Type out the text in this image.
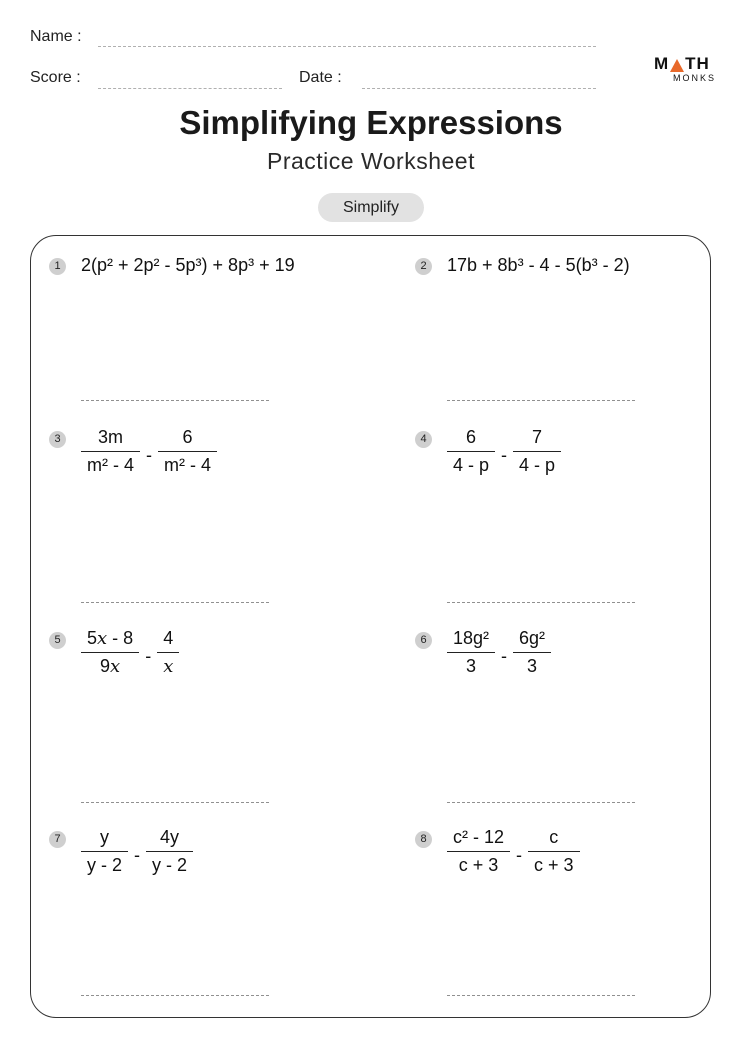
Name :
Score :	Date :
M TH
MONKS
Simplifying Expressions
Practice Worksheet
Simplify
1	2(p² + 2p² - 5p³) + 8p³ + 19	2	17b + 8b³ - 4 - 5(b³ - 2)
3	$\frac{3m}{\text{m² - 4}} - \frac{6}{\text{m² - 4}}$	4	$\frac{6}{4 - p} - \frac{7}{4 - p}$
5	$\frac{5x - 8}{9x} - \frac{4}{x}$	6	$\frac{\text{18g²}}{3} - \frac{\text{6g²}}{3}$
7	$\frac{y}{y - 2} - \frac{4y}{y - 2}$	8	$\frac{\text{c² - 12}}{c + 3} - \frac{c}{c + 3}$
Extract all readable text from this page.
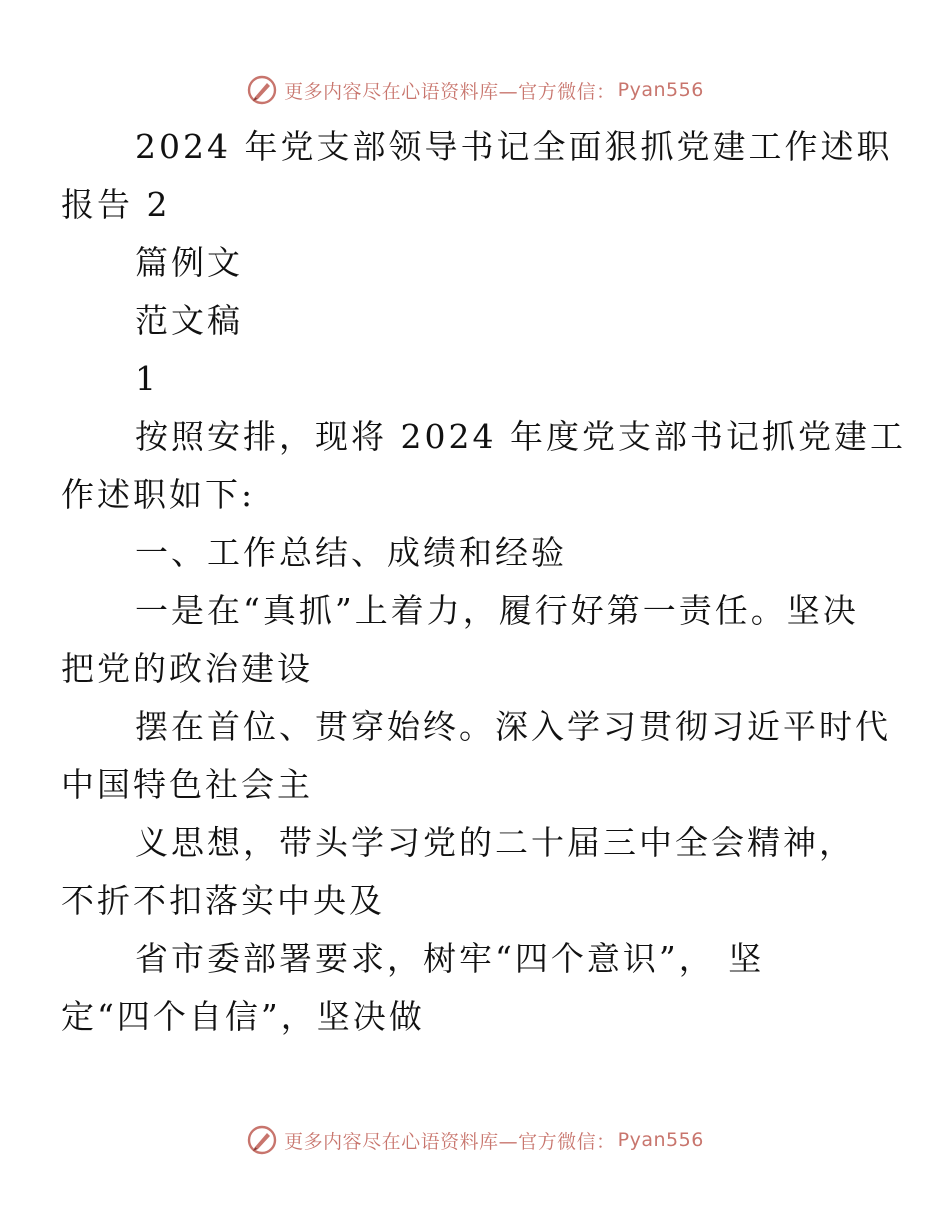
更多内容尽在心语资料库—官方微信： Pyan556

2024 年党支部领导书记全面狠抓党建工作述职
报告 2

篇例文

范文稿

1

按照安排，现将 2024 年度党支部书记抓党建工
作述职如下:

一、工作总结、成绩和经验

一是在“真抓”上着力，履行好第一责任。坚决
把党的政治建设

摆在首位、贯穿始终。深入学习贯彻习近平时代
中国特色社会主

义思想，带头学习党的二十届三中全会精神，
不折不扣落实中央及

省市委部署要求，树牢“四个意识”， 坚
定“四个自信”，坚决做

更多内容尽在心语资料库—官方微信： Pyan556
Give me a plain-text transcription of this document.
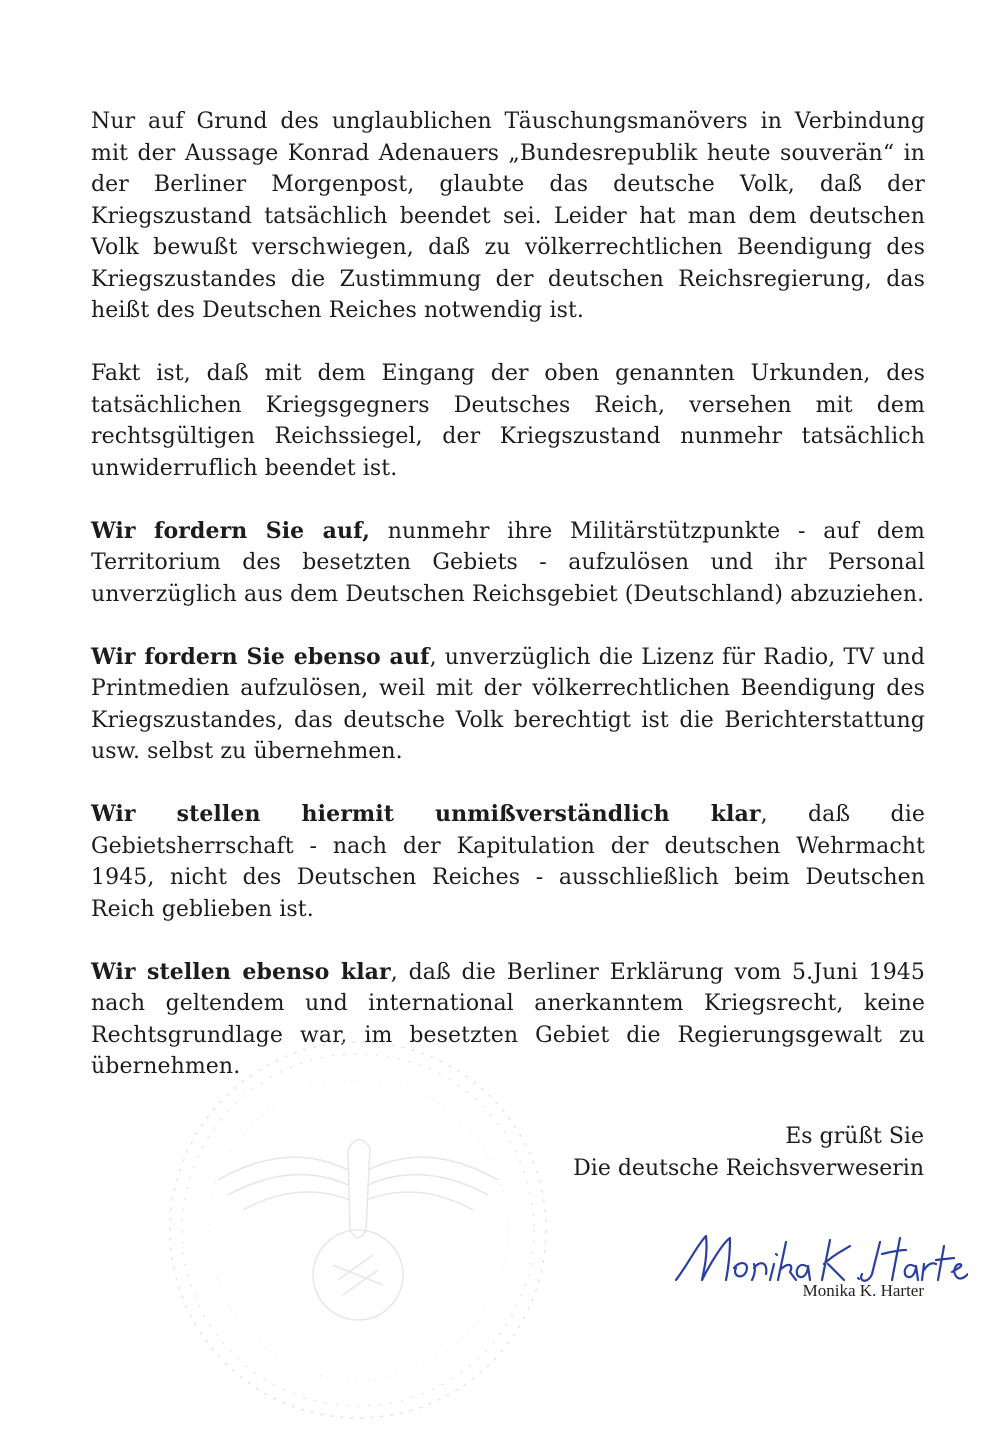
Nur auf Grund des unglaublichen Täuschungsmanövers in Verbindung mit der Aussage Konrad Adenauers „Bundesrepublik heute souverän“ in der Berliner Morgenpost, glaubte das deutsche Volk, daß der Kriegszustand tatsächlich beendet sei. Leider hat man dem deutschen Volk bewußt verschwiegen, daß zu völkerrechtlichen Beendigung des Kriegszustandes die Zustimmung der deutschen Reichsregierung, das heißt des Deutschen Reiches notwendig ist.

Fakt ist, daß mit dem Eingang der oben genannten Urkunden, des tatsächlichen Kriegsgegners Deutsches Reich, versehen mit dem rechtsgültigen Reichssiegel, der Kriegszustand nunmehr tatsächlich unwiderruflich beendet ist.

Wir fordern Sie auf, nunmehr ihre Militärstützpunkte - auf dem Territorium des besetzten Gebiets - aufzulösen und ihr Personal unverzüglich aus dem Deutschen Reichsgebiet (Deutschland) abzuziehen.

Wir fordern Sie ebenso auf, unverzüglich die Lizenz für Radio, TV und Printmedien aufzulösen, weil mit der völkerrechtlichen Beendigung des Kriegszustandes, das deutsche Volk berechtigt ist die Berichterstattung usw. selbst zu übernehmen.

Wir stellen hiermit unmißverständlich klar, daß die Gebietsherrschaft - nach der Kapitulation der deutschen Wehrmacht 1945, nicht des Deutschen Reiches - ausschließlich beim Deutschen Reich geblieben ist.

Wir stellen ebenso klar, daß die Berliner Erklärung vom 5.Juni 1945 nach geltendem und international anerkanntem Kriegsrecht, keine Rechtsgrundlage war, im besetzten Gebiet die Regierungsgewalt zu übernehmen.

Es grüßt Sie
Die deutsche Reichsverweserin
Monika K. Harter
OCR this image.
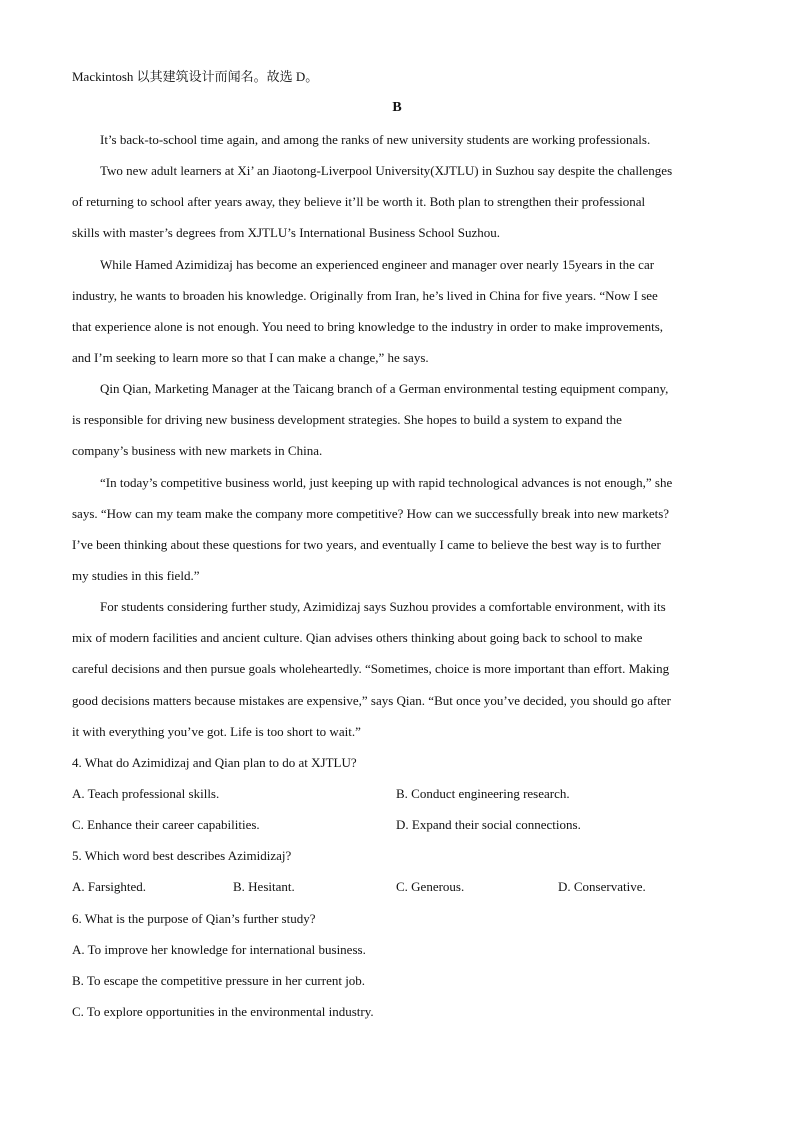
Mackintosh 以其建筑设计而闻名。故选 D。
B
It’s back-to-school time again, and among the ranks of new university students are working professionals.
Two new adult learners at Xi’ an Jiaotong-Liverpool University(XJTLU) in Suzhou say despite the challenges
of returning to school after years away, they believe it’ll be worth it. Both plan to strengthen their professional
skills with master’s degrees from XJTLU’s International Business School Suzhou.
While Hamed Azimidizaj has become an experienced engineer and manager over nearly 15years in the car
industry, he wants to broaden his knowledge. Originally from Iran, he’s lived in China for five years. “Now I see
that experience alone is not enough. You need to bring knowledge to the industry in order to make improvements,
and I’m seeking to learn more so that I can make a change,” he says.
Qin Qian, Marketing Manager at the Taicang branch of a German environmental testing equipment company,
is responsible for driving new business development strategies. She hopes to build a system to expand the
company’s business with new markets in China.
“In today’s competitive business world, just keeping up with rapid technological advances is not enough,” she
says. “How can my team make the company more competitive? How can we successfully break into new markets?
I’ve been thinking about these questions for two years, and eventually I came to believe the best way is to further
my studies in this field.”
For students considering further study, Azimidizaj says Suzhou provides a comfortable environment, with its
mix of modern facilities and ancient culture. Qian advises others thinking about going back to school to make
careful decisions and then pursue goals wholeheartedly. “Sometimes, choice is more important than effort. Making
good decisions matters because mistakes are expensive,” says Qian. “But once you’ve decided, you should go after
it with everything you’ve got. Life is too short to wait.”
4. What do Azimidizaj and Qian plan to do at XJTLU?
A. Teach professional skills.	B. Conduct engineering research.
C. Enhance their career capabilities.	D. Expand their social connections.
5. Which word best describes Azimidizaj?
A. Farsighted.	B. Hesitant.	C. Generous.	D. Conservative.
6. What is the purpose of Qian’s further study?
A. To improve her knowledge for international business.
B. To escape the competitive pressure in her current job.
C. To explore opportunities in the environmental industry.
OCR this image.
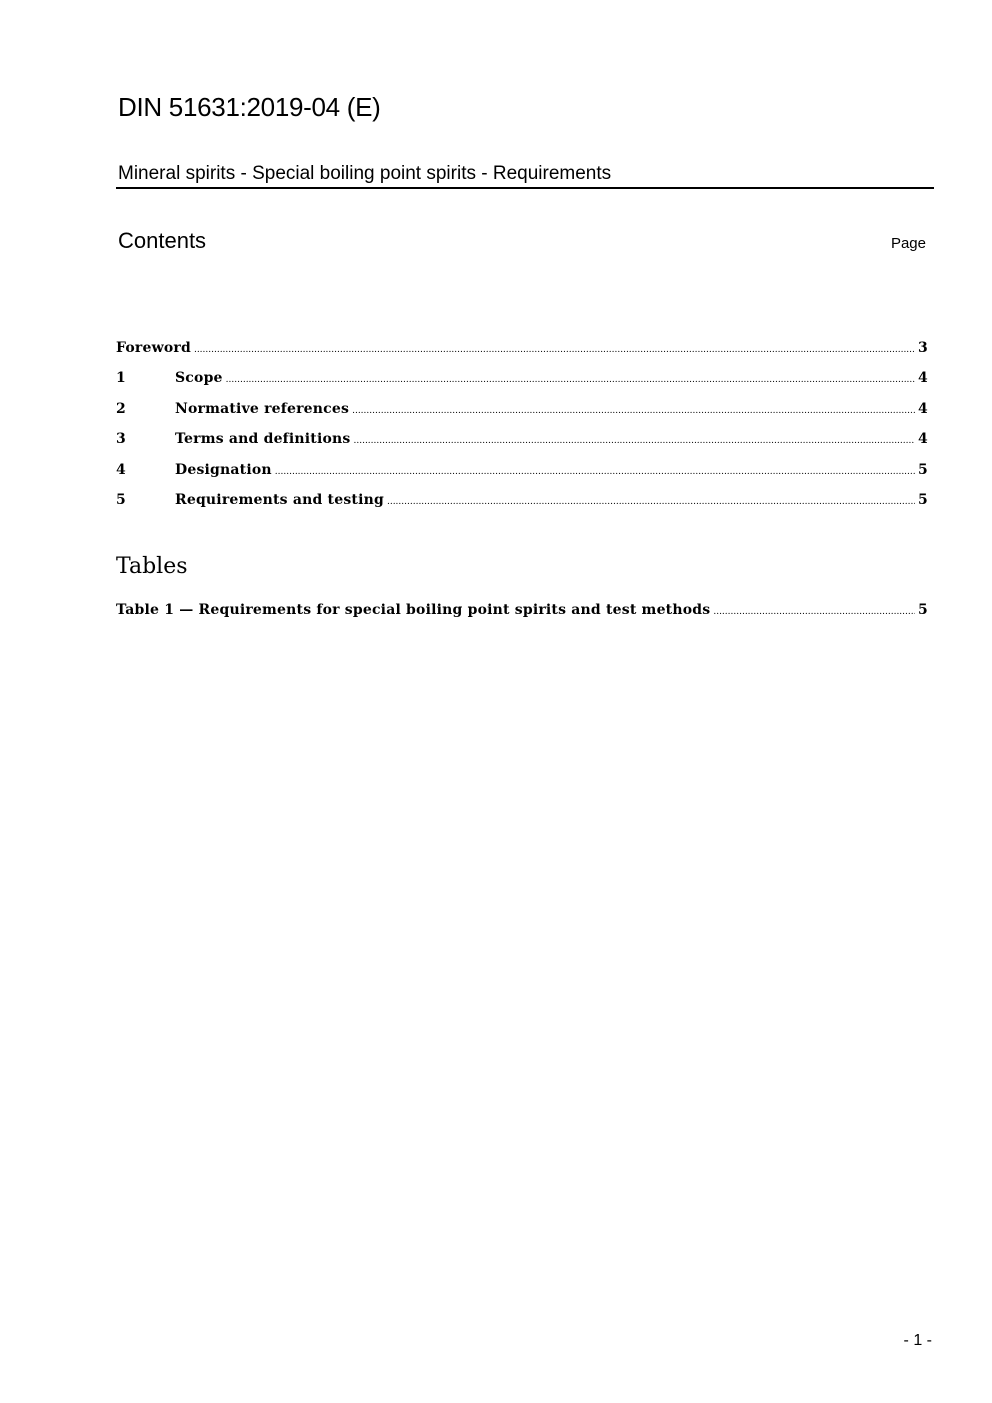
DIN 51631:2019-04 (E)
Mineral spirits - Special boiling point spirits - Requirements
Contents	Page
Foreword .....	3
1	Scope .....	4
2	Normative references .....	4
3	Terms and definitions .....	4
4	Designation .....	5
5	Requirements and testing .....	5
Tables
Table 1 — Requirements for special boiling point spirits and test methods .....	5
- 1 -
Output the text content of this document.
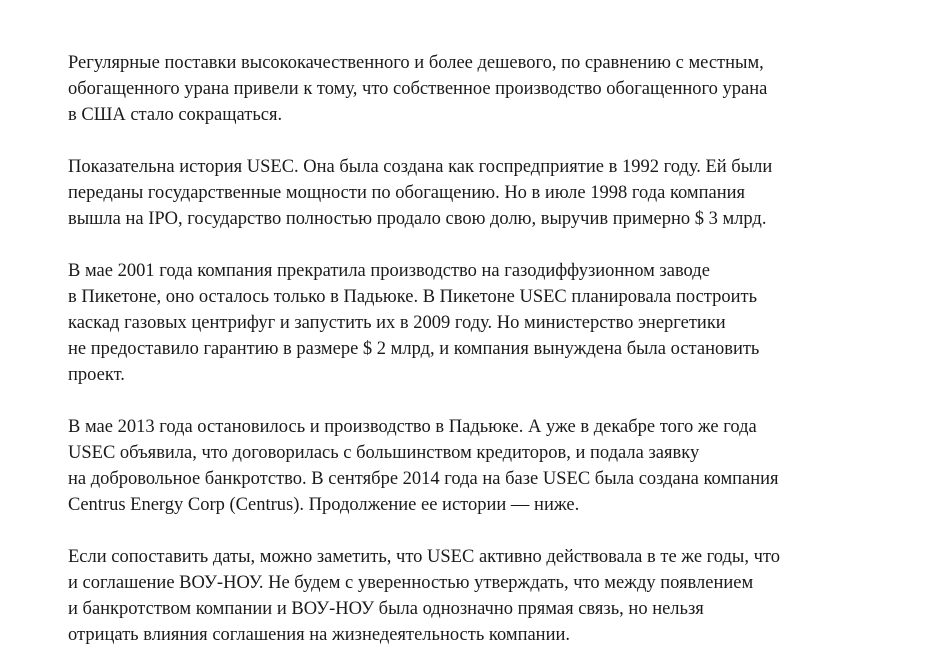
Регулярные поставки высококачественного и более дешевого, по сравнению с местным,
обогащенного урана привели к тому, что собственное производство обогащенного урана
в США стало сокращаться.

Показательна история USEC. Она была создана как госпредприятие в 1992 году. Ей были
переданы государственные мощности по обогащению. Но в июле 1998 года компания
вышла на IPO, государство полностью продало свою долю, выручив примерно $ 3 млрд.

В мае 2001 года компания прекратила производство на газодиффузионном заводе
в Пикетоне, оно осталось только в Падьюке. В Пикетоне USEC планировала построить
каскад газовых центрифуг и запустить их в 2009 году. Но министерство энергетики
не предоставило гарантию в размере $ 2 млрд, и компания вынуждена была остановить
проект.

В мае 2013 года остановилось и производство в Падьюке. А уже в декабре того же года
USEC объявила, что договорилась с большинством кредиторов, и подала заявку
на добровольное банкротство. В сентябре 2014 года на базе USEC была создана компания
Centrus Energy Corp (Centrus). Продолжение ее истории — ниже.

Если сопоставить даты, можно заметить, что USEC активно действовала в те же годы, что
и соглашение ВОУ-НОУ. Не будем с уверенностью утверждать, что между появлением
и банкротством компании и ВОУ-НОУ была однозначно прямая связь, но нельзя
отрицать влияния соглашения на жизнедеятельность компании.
◇ ◇ ◇ ◇ ◇ ◇ ◇
■ **PROBLEM TO SOLVE**
Filter the records down to the lines that contain the string "China", and copy those lines.

■ **SOLVED PROBLEM**
industry, he wants to broaden his knowledge. Originally from Iran, he’s lived in China for five years. “Now I see
company’s business with new markets in China.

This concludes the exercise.